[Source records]
################

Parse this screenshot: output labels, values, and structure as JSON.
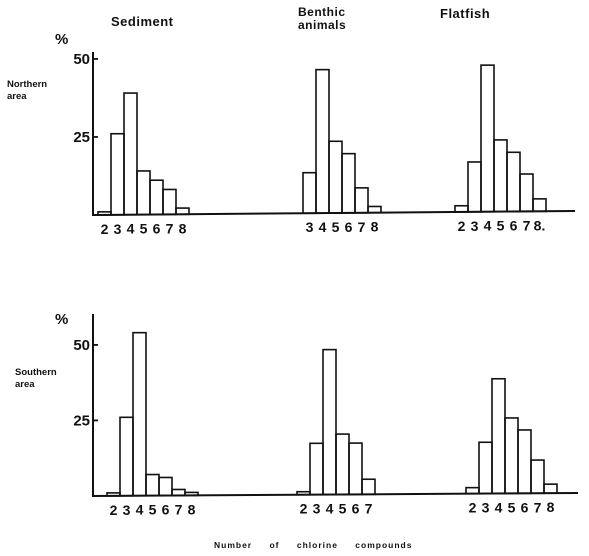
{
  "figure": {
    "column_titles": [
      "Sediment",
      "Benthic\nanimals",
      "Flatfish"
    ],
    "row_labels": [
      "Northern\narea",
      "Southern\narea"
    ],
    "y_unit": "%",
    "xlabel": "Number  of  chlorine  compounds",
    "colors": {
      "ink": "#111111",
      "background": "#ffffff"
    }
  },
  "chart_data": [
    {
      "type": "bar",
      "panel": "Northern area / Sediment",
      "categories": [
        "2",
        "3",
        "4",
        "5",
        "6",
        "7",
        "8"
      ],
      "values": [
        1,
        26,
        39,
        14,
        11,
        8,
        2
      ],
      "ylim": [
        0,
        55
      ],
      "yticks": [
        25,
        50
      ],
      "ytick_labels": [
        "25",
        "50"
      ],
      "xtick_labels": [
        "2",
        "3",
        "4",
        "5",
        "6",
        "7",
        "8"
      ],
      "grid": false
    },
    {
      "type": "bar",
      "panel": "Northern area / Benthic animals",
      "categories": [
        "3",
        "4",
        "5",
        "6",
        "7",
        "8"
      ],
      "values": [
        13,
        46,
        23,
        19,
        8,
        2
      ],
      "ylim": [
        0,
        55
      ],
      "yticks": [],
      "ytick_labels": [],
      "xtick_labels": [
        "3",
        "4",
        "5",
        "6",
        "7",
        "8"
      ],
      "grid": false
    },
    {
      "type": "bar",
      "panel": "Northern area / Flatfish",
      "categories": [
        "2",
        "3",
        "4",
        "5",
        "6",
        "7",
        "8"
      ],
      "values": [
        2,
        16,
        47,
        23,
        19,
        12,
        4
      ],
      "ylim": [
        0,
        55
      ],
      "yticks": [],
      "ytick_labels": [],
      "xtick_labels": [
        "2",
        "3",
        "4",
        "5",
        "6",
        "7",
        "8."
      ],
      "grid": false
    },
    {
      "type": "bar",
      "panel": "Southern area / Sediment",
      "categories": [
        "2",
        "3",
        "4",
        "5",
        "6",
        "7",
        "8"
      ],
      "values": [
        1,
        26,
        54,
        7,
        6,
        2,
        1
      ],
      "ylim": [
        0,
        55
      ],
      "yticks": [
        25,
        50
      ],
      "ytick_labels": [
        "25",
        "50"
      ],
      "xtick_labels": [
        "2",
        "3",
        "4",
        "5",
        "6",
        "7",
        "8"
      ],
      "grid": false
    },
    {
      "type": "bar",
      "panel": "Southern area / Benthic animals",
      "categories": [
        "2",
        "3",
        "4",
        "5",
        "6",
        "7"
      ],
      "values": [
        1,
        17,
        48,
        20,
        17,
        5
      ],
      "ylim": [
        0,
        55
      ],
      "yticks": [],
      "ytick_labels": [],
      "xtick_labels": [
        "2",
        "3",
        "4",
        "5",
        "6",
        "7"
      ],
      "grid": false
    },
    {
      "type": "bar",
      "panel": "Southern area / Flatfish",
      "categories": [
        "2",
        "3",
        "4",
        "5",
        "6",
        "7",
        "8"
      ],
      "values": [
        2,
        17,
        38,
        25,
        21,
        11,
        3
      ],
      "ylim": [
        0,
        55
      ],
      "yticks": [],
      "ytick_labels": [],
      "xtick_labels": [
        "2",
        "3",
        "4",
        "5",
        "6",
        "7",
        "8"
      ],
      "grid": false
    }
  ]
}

################

DESCRIPTION OF THE TASK
All preceding records should be duplicated verbatim, images excepted.

EXERCISE OUTPUT
Parse this screenshot: output labels, values, and structure as JSON.
{
  "figure": {
    "column_titles": [
      "Sediment",
      "Benthic\nanimals",
      "Flatfish"
    ],
    "row_labels": [
      "Northern\narea",
      "Southern\narea"
    ],
    "y_unit": "%",
    "xlabel": "Number  of  chlorine  compounds",
    "colors": {
      "ink": "#111111",
      "background": "#ffffff"
    }
  },
  "chart_data": [
    {
      "type": "bar",
      "panel": "Northern area / Sediment",
      "categories": [
        "2",
        "3",
        "4",
        "5",
        "6",
        "7",
        "8"
      ],
      "values": [
        1,
        26,
        39,
        14,
        11,
        8,
        2
      ],
      "ylim": [
        0,
        55
      ],
      "yticks": [
        25,
        50
      ],
      "ytick_labels": [
        "25",
        "50"
      ],
      "xtick_labels": [
        "2",
        "3",
        "4",
        "5",
        "6",
        "7",
        "8"
      ],
      "grid": false
    },
    {
      "type": "bar",
      "panel": "Northern area / Benthic animals",
      "categories": [
        "3",
        "4",
        "5",
        "6",
        "7",
        "8"
      ],
      "values": [
        13,
        46,
        23,
        19,
        8,
        2
      ],
      "ylim": [
        0,
        55
      ],
      "yticks": [],
      "ytick_labels": [],
      "xtick_labels": [
        "3",
        "4",
        "5",
        "6",
        "7",
        "8"
      ],
      "grid": false
    },
    {
      "type": "bar",
      "panel": "Northern area / Flatfish",
      "categories": [
        "2",
        "3",
        "4",
        "5",
        "6",
        "7",
        "8"
      ],
      "values": [
        2,
        16,
        47,
        23,
        19,
        12,
        4
      ],
      "ylim": [
        0,
        55
      ],
      "yticks": [],
      "ytick_labels": [],
      "xtick_labels": [
        "2",
        "3",
        "4",
        "5",
        "6",
        "7",
        "8."
      ],
      "grid": false
    },
    {
      "type": "bar",
      "panel": "Southern area / Sediment",
      "categories": [
        "2",
        "3",
        "4",
        "5",
        "6",
        "7",
        "8"
      ],
      "values": [
        1,
        26,
        54,
        7,
        6,
        2,
        1
      ],
      "ylim": [
        0,
        55
      ],
      "yticks": [
        25,
        50
      ],
      "ytick_labels": [
        "25",
        "50"
      ],
      "xtick_labels": [
        "2",
        "3",
        "4",
        "5",
        "6",
        "7",
        "8"
      ],
      "grid": false
    },
    {
      "type": "bar",
      "panel": "Southern area / Benthic animals",
      "categories": [
        "2",
        "3",
        "4",
        "5",
        "6",
        "7"
      ],
      "values": [
        1,
        17,
        48,
        20,
        17,
        5
      ],
      "ylim": [
        0,
        55
      ],
      "yticks": [],
      "ytick_labels": [],
      "xtick_labels": [
        "2",
        "3",
        "4",
        "5",
        "6",
        "7"
      ],
      "grid": false
    },
    {
      "type": "bar",
      "panel": "Southern area / Flatfish",
      "categories": [
        "2",
        "3",
        "4",
        "5",
        "6",
        "7",
        "8"
      ],
      "values": [
        2,
        17,
        38,
        25,
        21,
        11,
        3
      ],
      "ylim": [
        0,
        55
      ],
      "yticks": [],
      "ytick_labels": [],
      "xtick_labels": [
        "2",
        "3",
        "4",
        "5",
        "6",
        "7",
        "8"
      ],
      "grid": false
    }
  ]
}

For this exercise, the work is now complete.